▶ Required task
Transcribe each line of the material as it is, and drop any picture.

▶ Material to process
■ ■ ■
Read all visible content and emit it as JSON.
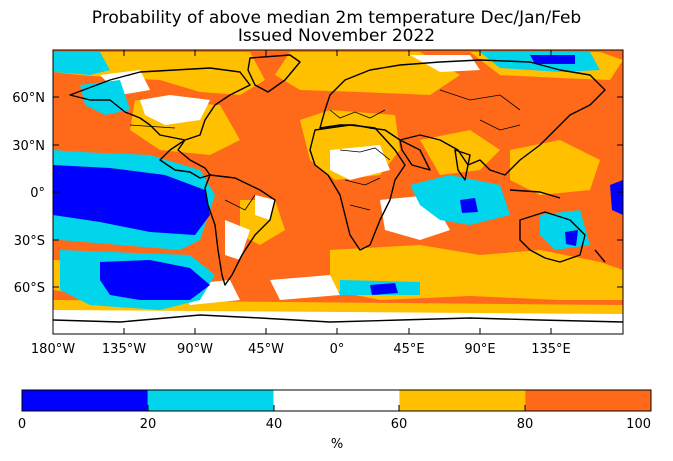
{
  "title_line1": "Probability of above median 2m temperature Dec/Jan/Feb",
  "title_line2": "Issued November 2022",
  "lat_labels": [
    "60°N",
    "30°N",
    "0°",
    "30°S",
    "60°S"
  ],
  "lon_labels": [
    "180°W",
    "135°W",
    "90°W",
    "45°W",
    "0°",
    "45°E",
    "90°E",
    "135°E"
  ],
  "colorbar": {
    "unit": "%",
    "ticks": [
      "0",
      "20",
      "40",
      "60",
      "80",
      "100"
    ],
    "bins": [
      {
        "from": 0,
        "to": 20,
        "color": "#0000ff"
      },
      {
        "from": 20,
        "to": 40,
        "color": "#00d5ec"
      },
      {
        "from": 40,
        "to": 60,
        "color": "#ffffff"
      },
      {
        "from": 60,
        "to": 80,
        "color": "#ffc000"
      },
      {
        "from": 80,
        "to": 100,
        "color": "#ff6a1a"
      }
    ]
  }
}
■ ■ ■
▶ Response
Read all visible content and emit it as JSON.
{
  "title_line1": "Probability of above median 2m temperature Dec/Jan/Feb",
  "title_line2": "Issued November 2022",
  "lat_labels": [
    "60°N",
    "30°N",
    "0°",
    "30°S",
    "60°S"
  ],
  "lon_labels": [
    "180°W",
    "135°W",
    "90°W",
    "45°W",
    "0°",
    "45°E",
    "90°E",
    "135°E"
  ],
  "colorbar": {
    "unit": "%",
    "ticks": [
      "0",
      "20",
      "40",
      "60",
      "80",
      "100"
    ],
    "bins": [
      {
        "from": 0,
        "to": 20,
        "color": "#0000ff"
      },
      {
        "from": 20,
        "to": 40,
        "color": "#00d5ec"
      },
      {
        "from": 40,
        "to": 60,
        "color": "#ffffff"
      },
      {
        "from": 60,
        "to": 80,
        "color": "#ffc000"
      },
      {
        "from": 80,
        "to": 100,
        "color": "#ff6a1a"
      }
    ]
  }
}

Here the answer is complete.